* **Short problem**: Once the pictures are set aside, transcribe the remaining data exactly.

BEGIN Data supplied

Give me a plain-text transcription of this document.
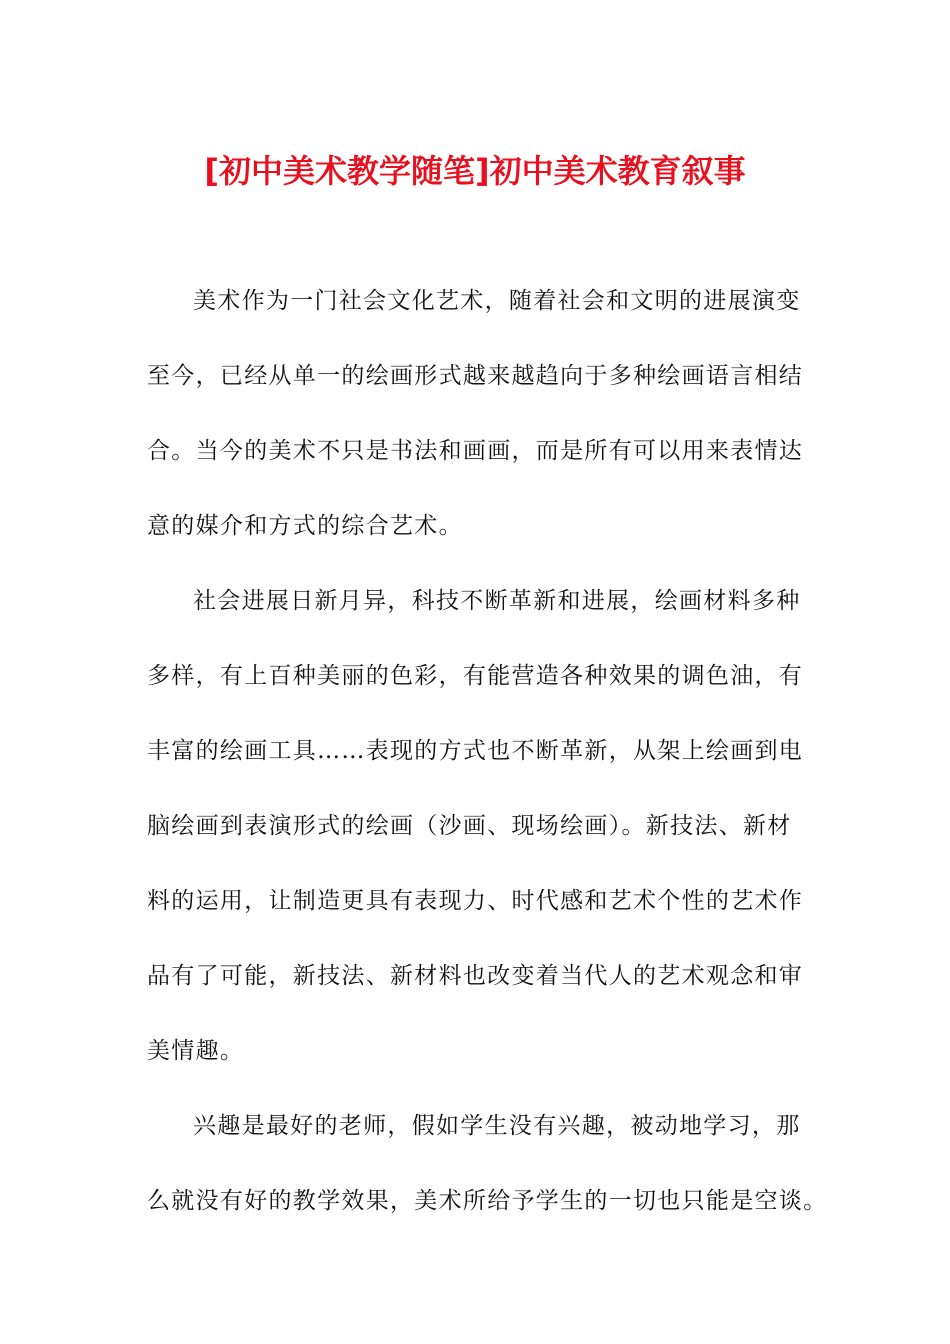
[初中美术教学随笔]初中美术教育叙事
美术作为一门社会文化艺术，随着社会和文明的进展演变
至今，已经从单一的绘画形式越来越趋向于多种绘画语言相结
合。当今的美术不只是书法和画画，而是所有可以用来表情达
意的媒介和方式的综合艺术。
社会进展日新月异，科技不断革新和进展，绘画材料多种
多样，有上百种美丽的色彩，有能营造各种效果的调色油，有
丰富的绘画工具……表现的方式也不断革新，从架上绘画到电
脑绘画到表演形式的绘画（沙画、现场绘画）。新技法、新材
料的运用，让制造更具有表现力、时代感和艺术个性的艺术作
品有了可能，新技法、新材料也改变着当代人的艺术观念和审
美情趣。
兴趣是最好的老师，假如学生没有兴趣，被动地学习，那
么就没有好的教学效果，美术所给予学生的一切也只能是空谈。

END Data supplied

* **Full answer**:
Give me a plain-text transcription of this document.
[初中美术教学随笔]初中美术教育叙事
美术作为一门社会文化艺术，随着社会和文明的进展演变
至今，已经从单一的绘画形式越来越趋向于多种绘画语言相结
合。当今的美术不只是书法和画画，而是所有可以用来表情达
意的媒介和方式的综合艺术。
社会进展日新月异，科技不断革新和进展，绘画材料多种
多样，有上百种美丽的色彩，有能营造各种效果的调色油，有
丰富的绘画工具……表现的方式也不断革新，从架上绘画到电
脑绘画到表演形式的绘画（沙画、现场绘画）。新技法、新材
料的运用，让制造更具有表现力、时代感和艺术个性的艺术作
品有了可能，新技法、新材料也改变着当代人的艺术观念和审
美情趣。
兴趣是最好的老师，假如学生没有兴趣，被动地学习，那
么就没有好的教学效果，美术所给予学生的一切也只能是空谈。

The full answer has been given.